### Required work:
Set down each line of the data below exactly as it stands, dropping the pictures.

### Information given:
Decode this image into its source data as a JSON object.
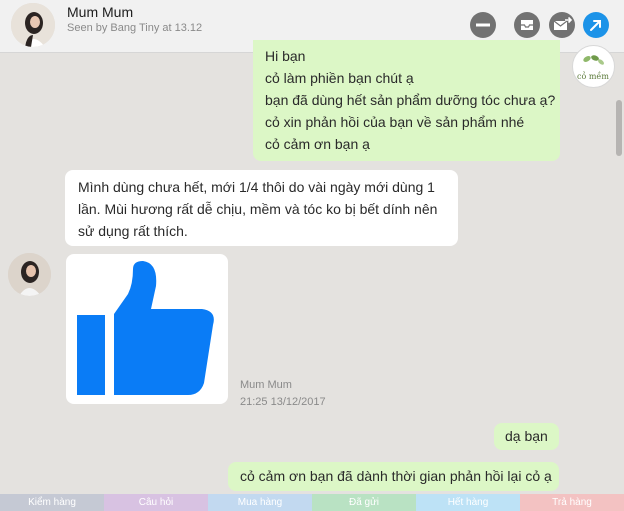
{
  "header": {
    "name": "Mum Mum",
    "seen": "Seen by Bang Tiny at 13.12",
    "buttons": [
      "remove-icon",
      "archive-icon",
      "forward-mail-icon",
      "open-external-icon"
    ]
  },
  "messages": {
    "m1": [
      "Hi bạn",
      "cỏ làm phiền bạn chút ạ",
      "bạn đã dùng hết sản phẩm dưỡng tóc chưa ạ?",
      "cỏ xin phản hồi của bạn về sản phẩm nhé",
      "cỏ cảm ơn bạn ạ"
    ],
    "m2": [
      "Mình dùng chưa hết, mới 1/4 thôi do vài ngày mới dùng 1",
      "lần. Mùi hương rất dễ chịu, mềm và tóc ko bị bết dính nên",
      "sử dụng rất thích."
    ],
    "m3": "dạ bạn",
    "m4": "cỏ cảm ơn bạn đã dành thời gian phản hồi lại cỏ ạ"
  },
  "shop_logo_text": "cỏ mềm",
  "sticker": {
    "icon": "thumbs-up-icon",
    "color": "#0a7cf6"
  },
  "meta": {
    "name": "Mum Mum",
    "time": "21:25 13/12/2017"
  },
  "labels": [
    {
      "text": "Kiểm hàng",
      "color": "#c5c9d4"
    },
    {
      "text": "Câu hỏi",
      "color": "#d8c2e2"
    },
    {
      "text": "Mua hàng",
      "color": "#c2d9f0"
    },
    {
      "text": "Đã gửi",
      "color": "#b9e2c3"
    },
    {
      "text": "Hết hàng",
      "color": "#bde2f6"
    },
    {
      "text": "Trả hàng",
      "color": "#f3c2c2"
    }
  ]
}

### Task result:
Decode this image into its source data as a JSON object.
{
  "header": {
    "name": "Mum Mum",
    "seen": "Seen by Bang Tiny at 13.12",
    "buttons": [
      "remove-icon",
      "archive-icon",
      "forward-mail-icon",
      "open-external-icon"
    ]
  },
  "messages": {
    "m1": [
      "Hi bạn",
      "cỏ làm phiền bạn chút ạ",
      "bạn đã dùng hết sản phẩm dưỡng tóc chưa ạ?",
      "cỏ xin phản hồi của bạn về sản phẩm nhé",
      "cỏ cảm ơn bạn ạ"
    ],
    "m2": [
      "Mình dùng chưa hết, mới 1/4 thôi do vài ngày mới dùng 1",
      "lần. Mùi hương rất dễ chịu, mềm và tóc ko bị bết dính nên",
      "sử dụng rất thích."
    ],
    "m3": "dạ bạn",
    "m4": "cỏ cảm ơn bạn đã dành thời gian phản hồi lại cỏ ạ"
  },
  "shop_logo_text": "cỏ mềm",
  "sticker": {
    "icon": "thumbs-up-icon",
    "color": "#0a7cf6"
  },
  "meta": {
    "name": "Mum Mum",
    "time": "21:25 13/12/2017"
  },
  "labels": [
    {
      "text": "Kiểm hàng",
      "color": "#c5c9d4"
    },
    {
      "text": "Câu hỏi",
      "color": "#d8c2e2"
    },
    {
      "text": "Mua hàng",
      "color": "#c2d9f0"
    },
    {
      "text": "Đã gửi",
      "color": "#b9e2c3"
    },
    {
      "text": "Hết hàng",
      "color": "#bde2f6"
    },
    {
      "text": "Trả hàng",
      "color": "#f3c2c2"
    }
  ]
}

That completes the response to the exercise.